SHORT EXERCISE
Rewrite every line of the material below, swapping "Buy" for "Purchase" wherever it occurs and leaving everything else unchanged. Omit the pictures from your answer.

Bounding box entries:

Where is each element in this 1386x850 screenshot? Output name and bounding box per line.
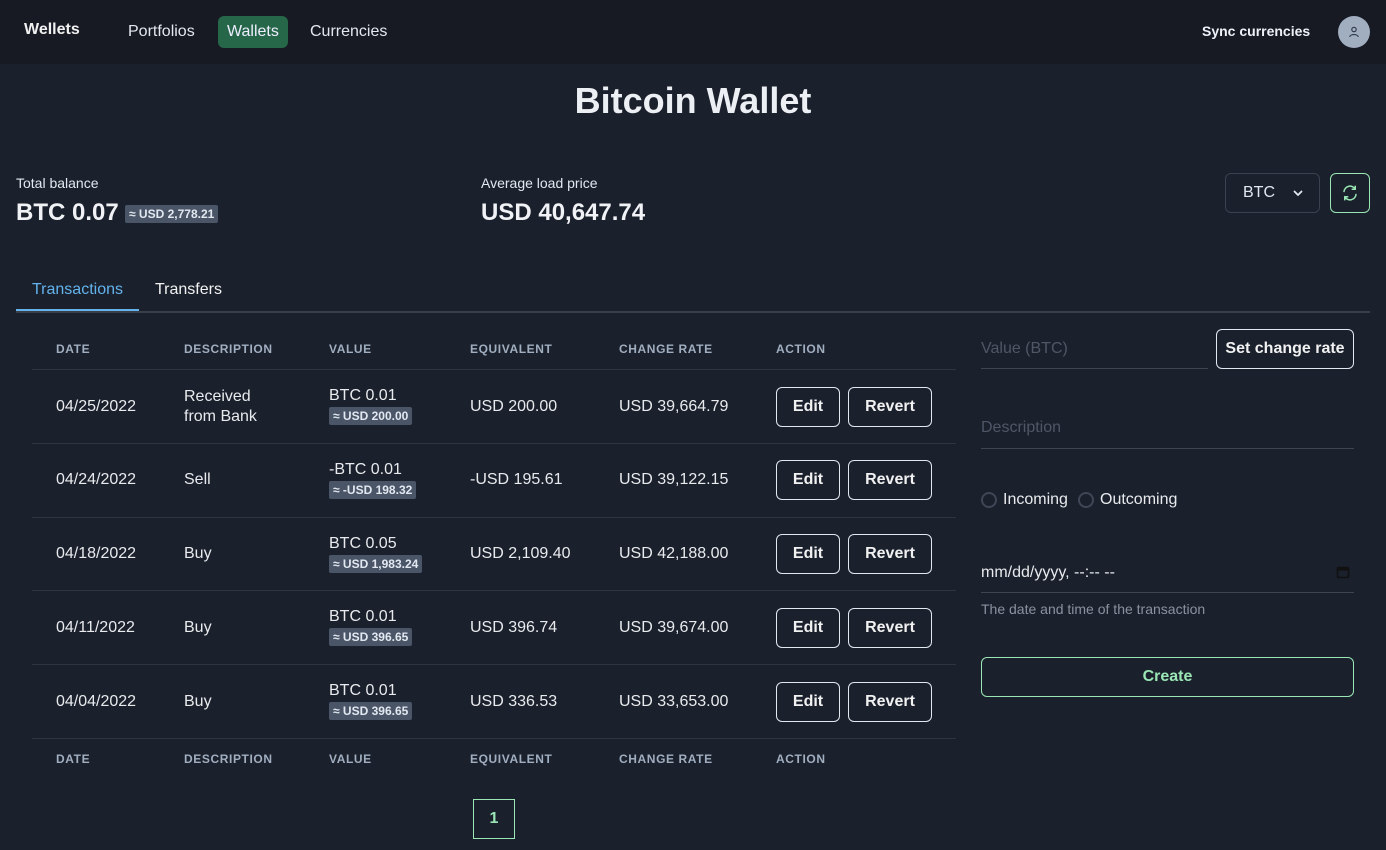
radio-incoming-label: Incoming [1003,491,1068,508]
header-date: DATE [56,342,91,356]
chevron-down-icon [1293,190,1303,196]
row-equivalent: USD 336.53 [470,693,558,710]
row-change-rate: USD 42,188.00 [619,545,729,562]
row-equivalent: USD 396.74 [470,619,558,636]
value-input[interactable] [981,329,1208,369]
row-value: BTC 0.01 [329,608,397,625]
radio-incoming[interactable]: Incoming [981,491,1068,509]
page-title: Bitcoin Wallet [574,80,812,121]
navbar: Wellets Portfolios Wallets Currencies Sy… [0,0,1386,64]
total-balance-value: BTC 0.07 [16,199,119,226]
row-divider [32,664,956,665]
header-change-rate: CHANGE RATE [619,342,713,356]
row-description: Buy [184,693,212,710]
revert-button[interactable]: Revert [848,387,932,427]
edit-button[interactable]: Edit [776,387,840,427]
set-change-rate-button[interactable]: Set change rate [1216,329,1354,369]
row-value-equiv-badge: ≈ USD 200.00 [329,407,413,425]
row-date: 04/04/2022 [56,693,137,710]
create-button[interactable]: Create [981,657,1354,697]
datetime-placeholder: mm/dd/yyyy, --:-- -- [981,564,1115,581]
row-value-equiv-badge: ≈ USD 396.65 [329,702,413,720]
row-description: Buy [184,545,212,562]
footer-action: ACTION [776,752,826,766]
row-value-equiv-badge: ≈ USD 396.65 [329,628,413,646]
refresh-button[interactable] [1330,173,1370,213]
row-value: BTC 0.01 [329,682,397,699]
nav-link-wallets[interactable]: Wallets [218,16,288,48]
row-date: 04/24/2022 [56,471,137,488]
currency-select-value: BTC [1243,184,1275,201]
edit-button[interactable]: Edit [776,682,840,722]
row-change-rate: USD 39,674.00 [619,619,729,636]
avg-price-label: Average load price [481,175,598,191]
row-equivalent: USD 2,109.40 [470,545,571,562]
row-divider [32,738,956,739]
footer-change-rate: CHANGE RATE [619,752,713,766]
footer-date: DATE [56,752,91,766]
edit-button[interactable]: Edit [776,460,840,500]
header-equivalent: EQUIVALENT [470,342,553,356]
total-balance-equiv-badge: ≈ USD 2,778.21 [125,205,219,223]
row-description-line: Received [184,388,251,405]
row-description: Buy [184,619,212,636]
active-tab-indicator [16,309,139,311]
tab-transactions[interactable]: Transactions [32,281,123,299]
row-date: 04/25/2022 [56,398,137,415]
row-divider [32,590,956,591]
row-description: Received from Bank [184,387,257,427]
radio-circle[interactable] [1078,492,1094,508]
sync-currencies-button[interactable]: Sync currencies [1202,23,1310,39]
description-input[interactable] [981,408,1354,449]
row-date: 04/18/2022 [56,545,137,562]
revert-button[interactable]: Revert [848,682,932,722]
nav-link-portfolios[interactable]: Portfolios [119,16,204,48]
calendar-icon[interactable] [1336,565,1350,579]
avg-price-value: USD 40,647.74 [481,199,646,226]
radio-outcoming-label: Outcoming [1100,491,1178,508]
datetime-input[interactable]: mm/dd/yyyy, --:-- -- [981,553,1354,593]
revert-button[interactable]: Revert [848,608,932,648]
header-action: ACTION [776,342,826,356]
nav-link-currencies[interactable]: Currencies [301,16,396,48]
row-value-equiv-badge: ≈ USD 1,983.24 [329,555,423,573]
row-divider [32,517,956,518]
header-description: DESCRIPTION [184,342,273,356]
row-value: -BTC 0.01 [329,461,402,478]
radio-outcoming[interactable]: Outcoming [1078,491,1177,509]
row-divider [32,443,956,444]
currency-select[interactable]: BTC [1225,173,1320,213]
tab-transfers[interactable]: Transfers [155,281,222,299]
row-divider [32,369,956,370]
footer-equivalent: EQUIVALENT [470,752,553,766]
edit-button[interactable]: Edit [776,534,840,574]
row-equivalent: -USD 195.61 [470,471,563,488]
user-icon [1349,26,1359,38]
pagination-page-1[interactable]: 1 [473,799,515,839]
edit-button[interactable]: Edit [776,608,840,648]
datetime-helper-text: The date and time of the transaction [981,601,1206,617]
revert-button[interactable]: Revert [848,460,932,500]
header-value: VALUE [329,342,372,356]
total-balance-label: Total balance [16,175,99,191]
row-value: BTC 0.01 [329,387,397,404]
revert-button[interactable]: Revert [848,534,932,574]
brand-logo[interactable]: Wellets [24,21,80,39]
footer-description: DESCRIPTION [184,752,273,766]
row-change-rate: USD 39,664.79 [619,398,729,415]
footer-value: VALUE [329,752,372,766]
row-value-equiv-badge: ≈ -USD 198.32 [329,481,417,499]
refresh-icon [1343,185,1357,201]
avatar[interactable] [1338,16,1370,48]
row-description-line: from Bank [184,408,257,425]
tabs: Transactions Transfers [16,270,1370,313]
radio-circle[interactable] [981,492,997,508]
row-change-rate: USD 39,122.15 [619,471,729,488]
row-equivalent: USD 200.00 [470,398,558,415]
row-value: BTC 0.05 [329,535,397,552]
row-date: 04/11/2022 [56,619,135,636]
row-change-rate: USD 33,653.00 [619,693,729,710]
row-description: Sell [184,471,211,488]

SOLVED PROBLEM
Where is each element in this 1386x850 screenshot? Output name and bounding box per line.
radio-incoming-label: Incoming [1003,491,1068,508]
header-date: DATE [56,342,91,356]
chevron-down-icon [1293,190,1303,196]
row-equivalent: USD 336.53 [470,693,558,710]
row-change-rate: USD 42,188.00 [619,545,729,562]
row-equivalent: USD 396.74 [470,619,558,636]
value-input[interactable] [981,329,1208,369]
row-value: BTC 0.01 [329,608,397,625]
radio-incoming[interactable]: Incoming [981,491,1068,509]
page-title: Bitcoin Wallet [574,80,812,121]
navbar: Wellets Portfolios Wallets Currencies Sy… [0,0,1386,64]
total-balance-value: BTC 0.07 [16,199,119,226]
row-divider [32,664,956,665]
header-change-rate: CHANGE RATE [619,342,713,356]
row-description: Purchase [184,693,212,710]
revert-button[interactable]: Revert [848,387,932,427]
edit-button[interactable]: Edit [776,387,840,427]
set-change-rate-button[interactable]: Set change rate [1216,329,1354,369]
row-value-equiv-badge: ≈ USD 200.00 [329,407,413,425]
row-date: 04/04/2022 [56,693,137,710]
create-button[interactable]: Create [981,657,1354,697]
datetime-placeholder: mm/dd/yyyy, --:-- -- [981,564,1115,581]
row-value-equiv-badge: ≈ USD 396.65 [329,702,413,720]
row-description: Purchase [184,545,212,562]
footer-action: ACTION [776,752,826,766]
row-value-equiv-badge: ≈ USD 396.65 [329,628,413,646]
refresh-button[interactable] [1330,173,1370,213]
row-value: BTC 0.01 [329,682,397,699]
nav-link-wallets[interactable]: Wallets [218,16,288,48]
row-date: 04/24/2022 [56,471,137,488]
currency-select-value: BTC [1243,184,1275,201]
edit-button[interactable]: Edit [776,682,840,722]
row-change-rate: USD 39,674.00 [619,619,729,636]
avg-price-label: Average load price [481,175,598,191]
row-equivalent: USD 2,109.40 [470,545,571,562]
row-divider [32,738,956,739]
footer-change-rate: CHANGE RATE [619,752,713,766]
footer-date: DATE [56,752,91,766]
edit-button[interactable]: Edit [776,460,840,500]
header-equivalent: EQUIVALENT [470,342,553,356]
total-balance-equiv-badge: ≈ USD 2,778.21 [125,205,219,223]
row-description-line: Received [184,388,251,405]
row-description: Purchase [184,619,212,636]
active-tab-indicator [16,309,139,311]
tab-transactions[interactable]: Transactions [32,281,123,299]
row-date: 04/25/2022 [56,398,137,415]
row-divider [32,590,956,591]
row-description: Received from Bank [184,387,257,427]
radio-circle[interactable] [1078,492,1094,508]
sync-currencies-button[interactable]: Sync currencies [1202,23,1310,39]
description-input[interactable] [981,408,1354,449]
row-date: 04/18/2022 [56,545,137,562]
revert-button[interactable]: Revert [848,682,932,722]
nav-link-portfolios[interactable]: Portfolios [119,16,204,48]
calendar-icon[interactable] [1336,565,1350,579]
avg-price-value: USD 40,647.74 [481,199,646,226]
radio-outcoming-label: Outcoming [1100,491,1178,508]
datetime-input[interactable]: mm/dd/yyyy, --:-- -- [981,553,1354,593]
revert-button[interactable]: Revert [848,608,932,648]
header-action: ACTION [776,342,826,356]
nav-link-currencies[interactable]: Currencies [301,16,396,48]
row-value-equiv-badge: ≈ USD 1,983.24 [329,555,423,573]
row-divider [32,517,956,518]
header-description: DESCRIPTION [184,342,273,356]
row-value: -BTC 0.01 [329,461,402,478]
radio-outcoming[interactable]: Outcoming [1078,491,1177,509]
row-divider [32,443,956,444]
currency-select[interactable]: BTC [1225,173,1320,213]
tab-transfers[interactable]: Transfers [155,281,222,299]
row-divider [32,369,956,370]
footer-equivalent: EQUIVALENT [470,752,553,766]
edit-button[interactable]: Edit [776,534,840,574]
row-equivalent: -USD 195.61 [470,471,563,488]
user-icon [1349,26,1359,38]
pagination-page-1[interactable]: 1 [473,799,515,839]
edit-button[interactable]: Edit [776,608,840,648]
datetime-helper-text: The date and time of the transaction [981,601,1206,617]
revert-button[interactable]: Revert [848,460,932,500]
header-value: VALUE [329,342,372,356]
total-balance-label: Total balance [16,175,99,191]
row-value: BTC 0.01 [329,387,397,404]
revert-button[interactable]: Revert [848,534,932,574]
brand-logo[interactable]: Wellets [24,21,80,39]
footer-description: DESCRIPTION [184,752,273,766]
row-change-rate: USD 39,664.79 [619,398,729,415]
footer-value: VALUE [329,752,372,766]
row-value-equiv-badge: ≈ -USD 198.32 [329,481,417,499]
refresh-icon [1343,185,1357,201]
avatar[interactable] [1338,16,1370,48]
row-description-line: from Bank [184,408,257,425]
tabs: Transactions Transfers [16,270,1370,313]
radio-circle[interactable] [981,492,997,508]
row-change-rate: USD 39,122.15 [619,471,729,488]
row-equivalent: USD 200.00 [470,398,558,415]
row-value: BTC 0.05 [329,535,397,552]
row-date: 04/11/2022 [56,619,135,636]
row-change-rate: USD 33,653.00 [619,693,729,710]
row-description: Sell [184,471,211,488]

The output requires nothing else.